## Data listing
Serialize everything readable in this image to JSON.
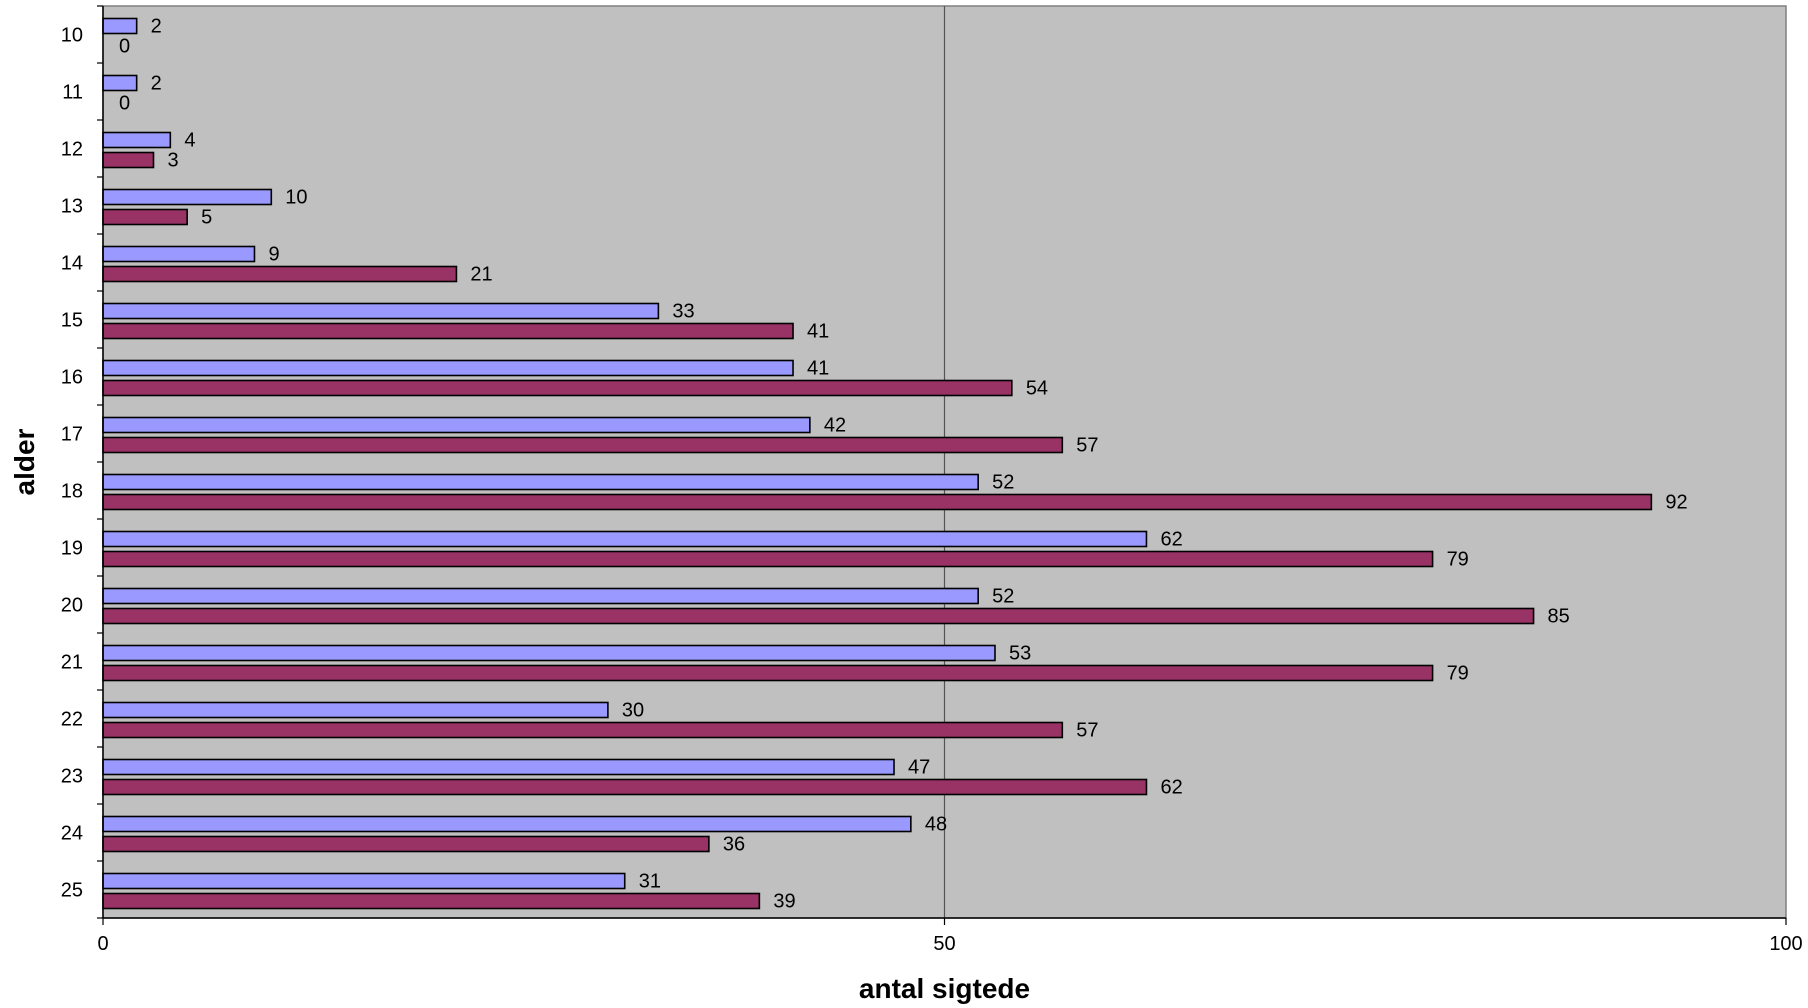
{
  "chart_data": {
    "type": "bar",
    "orientation": "horizontal",
    "categories": [
      "10",
      "11",
      "12",
      "13",
      "14",
      "15",
      "16",
      "17",
      "18",
      "19",
      "20",
      "21",
      "22",
      "23",
      "24",
      "25"
    ],
    "series": [
      {
        "values": [
          2,
          2,
          4,
          10,
          9,
          33,
          41,
          42,
          52,
          62,
          52,
          53,
          30,
          47,
          48,
          31
        ],
        "color": "#9999ff"
      },
      {
        "values": [
          0,
          0,
          3,
          5,
          21,
          41,
          54,
          57,
          92,
          79,
          85,
          79,
          57,
          62,
          36,
          39
        ],
        "color": "#993366"
      }
    ],
    "xlabel": "antal sigtede",
    "ylabel": "alder",
    "xlim": [
      0,
      100
    ],
    "xticks": [
      "0",
      "50",
      "100"
    ],
    "grid": "vertical major gridlines",
    "legend": "none",
    "plot_background": "#c0c0c0",
    "data_labels": true
  }
}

## Goal
Copy all the data exactly as written, but skip any picture.

## The response
Serialize everything readable in this image to JSON.
{
  "chart_data": {
    "type": "bar",
    "orientation": "horizontal",
    "categories": [
      "10",
      "11",
      "12",
      "13",
      "14",
      "15",
      "16",
      "17",
      "18",
      "19",
      "20",
      "21",
      "22",
      "23",
      "24",
      "25"
    ],
    "series": [
      {
        "values": [
          2,
          2,
          4,
          10,
          9,
          33,
          41,
          42,
          52,
          62,
          52,
          53,
          30,
          47,
          48,
          31
        ],
        "color": "#9999ff"
      },
      {
        "values": [
          0,
          0,
          3,
          5,
          21,
          41,
          54,
          57,
          92,
          79,
          85,
          79,
          57,
          62,
          36,
          39
        ],
        "color": "#993366"
      }
    ],
    "xlabel": "antal sigtede",
    "ylabel": "alder",
    "xlim": [
      0,
      100
    ],
    "xticks": [
      "0",
      "50",
      "100"
    ],
    "grid": "vertical major gridlines",
    "legend": "none",
    "plot_background": "#c0c0c0",
    "data_labels": true
  }
}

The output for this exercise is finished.